[Items from a data source]
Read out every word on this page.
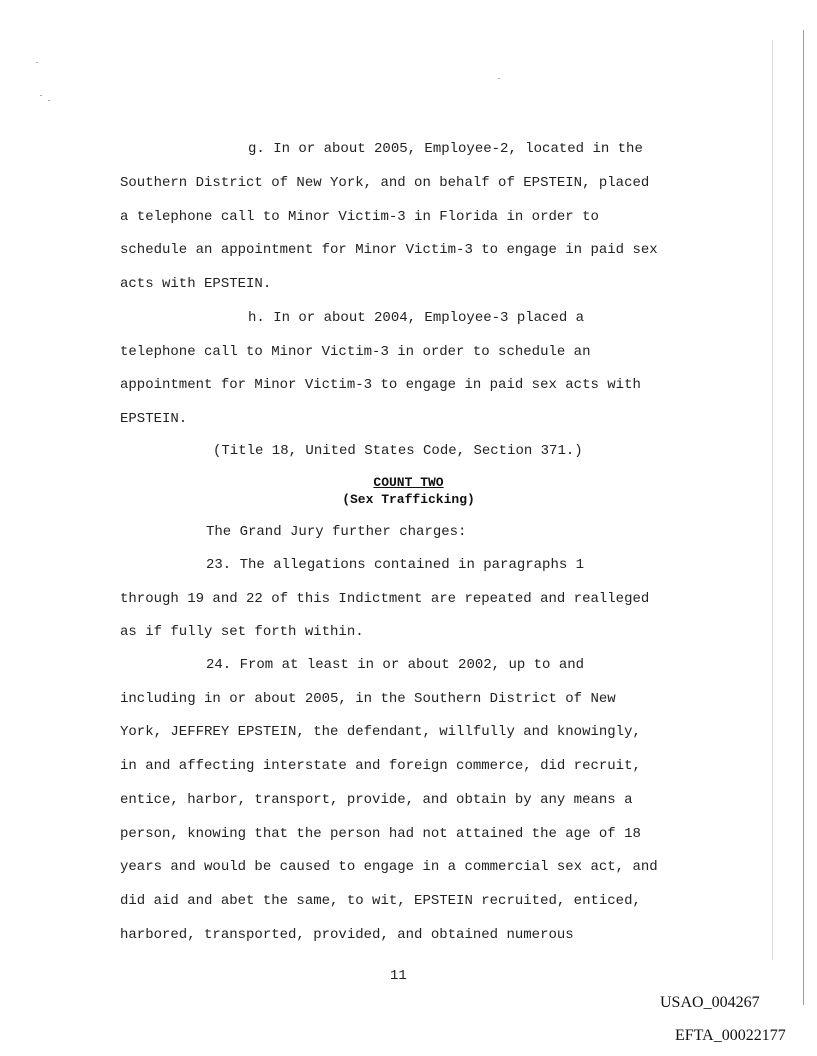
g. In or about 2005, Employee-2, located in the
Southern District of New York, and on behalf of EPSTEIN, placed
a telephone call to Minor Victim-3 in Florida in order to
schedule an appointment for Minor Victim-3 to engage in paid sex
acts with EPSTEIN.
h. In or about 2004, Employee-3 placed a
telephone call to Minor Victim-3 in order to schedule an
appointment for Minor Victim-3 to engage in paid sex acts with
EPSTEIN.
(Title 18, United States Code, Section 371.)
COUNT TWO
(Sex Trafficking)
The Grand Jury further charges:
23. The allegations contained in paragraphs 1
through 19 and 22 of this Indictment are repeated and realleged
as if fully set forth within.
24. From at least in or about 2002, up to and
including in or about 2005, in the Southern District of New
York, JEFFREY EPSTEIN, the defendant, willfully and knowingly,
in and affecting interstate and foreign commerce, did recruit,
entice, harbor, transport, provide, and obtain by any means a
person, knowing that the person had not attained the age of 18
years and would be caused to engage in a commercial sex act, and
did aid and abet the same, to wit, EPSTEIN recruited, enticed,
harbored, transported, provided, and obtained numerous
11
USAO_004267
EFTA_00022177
...
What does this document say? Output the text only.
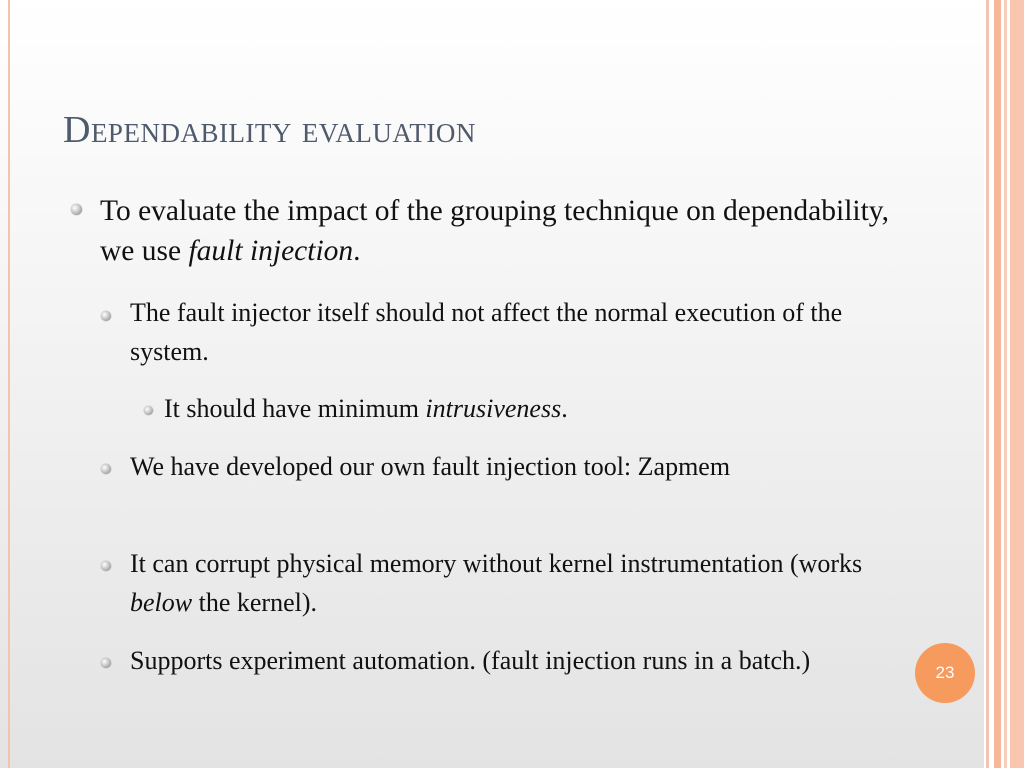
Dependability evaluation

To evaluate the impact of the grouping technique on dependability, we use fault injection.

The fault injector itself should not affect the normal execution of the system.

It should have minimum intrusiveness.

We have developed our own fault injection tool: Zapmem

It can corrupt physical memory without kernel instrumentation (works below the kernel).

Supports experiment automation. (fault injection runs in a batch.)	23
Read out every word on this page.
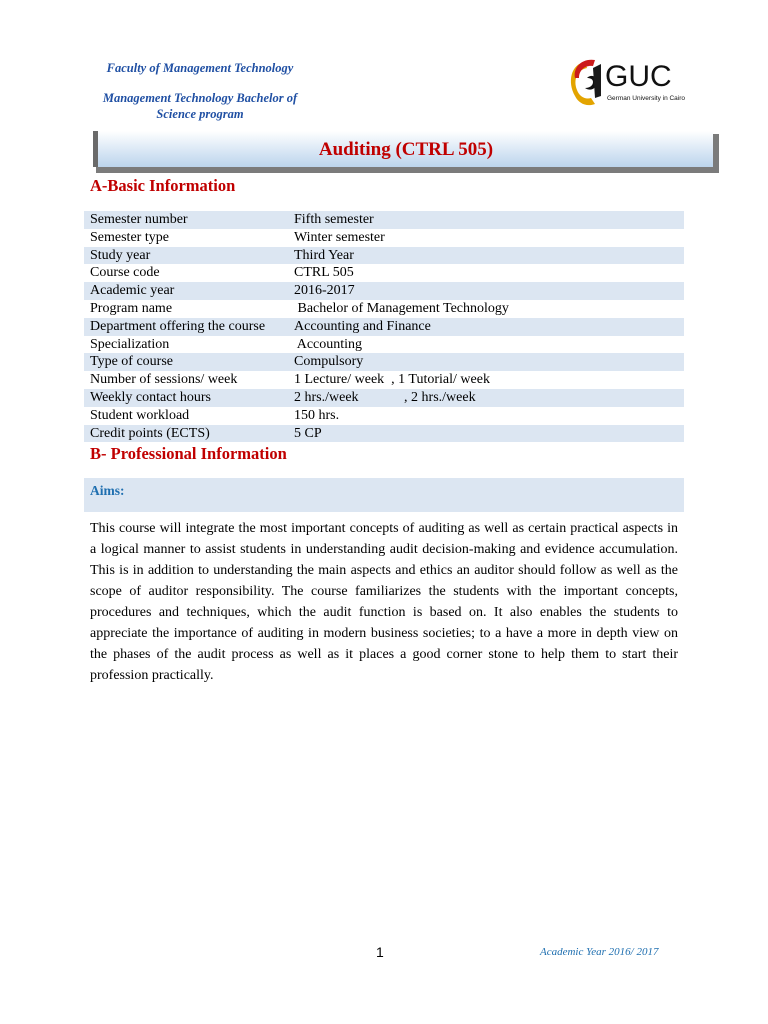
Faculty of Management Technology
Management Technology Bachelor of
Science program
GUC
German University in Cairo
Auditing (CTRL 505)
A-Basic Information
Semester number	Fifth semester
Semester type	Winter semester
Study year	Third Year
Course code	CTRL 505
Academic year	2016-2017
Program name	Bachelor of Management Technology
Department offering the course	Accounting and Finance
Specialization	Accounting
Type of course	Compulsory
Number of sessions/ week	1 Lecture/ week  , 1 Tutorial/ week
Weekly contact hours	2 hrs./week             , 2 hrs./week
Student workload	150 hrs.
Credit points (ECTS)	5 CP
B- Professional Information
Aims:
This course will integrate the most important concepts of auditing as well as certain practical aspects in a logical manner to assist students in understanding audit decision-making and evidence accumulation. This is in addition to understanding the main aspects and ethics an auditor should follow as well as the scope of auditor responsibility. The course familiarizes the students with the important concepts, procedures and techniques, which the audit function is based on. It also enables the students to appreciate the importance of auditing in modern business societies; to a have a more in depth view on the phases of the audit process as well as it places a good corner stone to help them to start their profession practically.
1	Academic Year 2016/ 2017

[DIRECTION] Pull out all lines in the data above that include "Employee".

[RESPONSE TO THIS TASK]
g. In or about 2005, Employee-2, located in the
h. In or about 2004, Employee-3 placed a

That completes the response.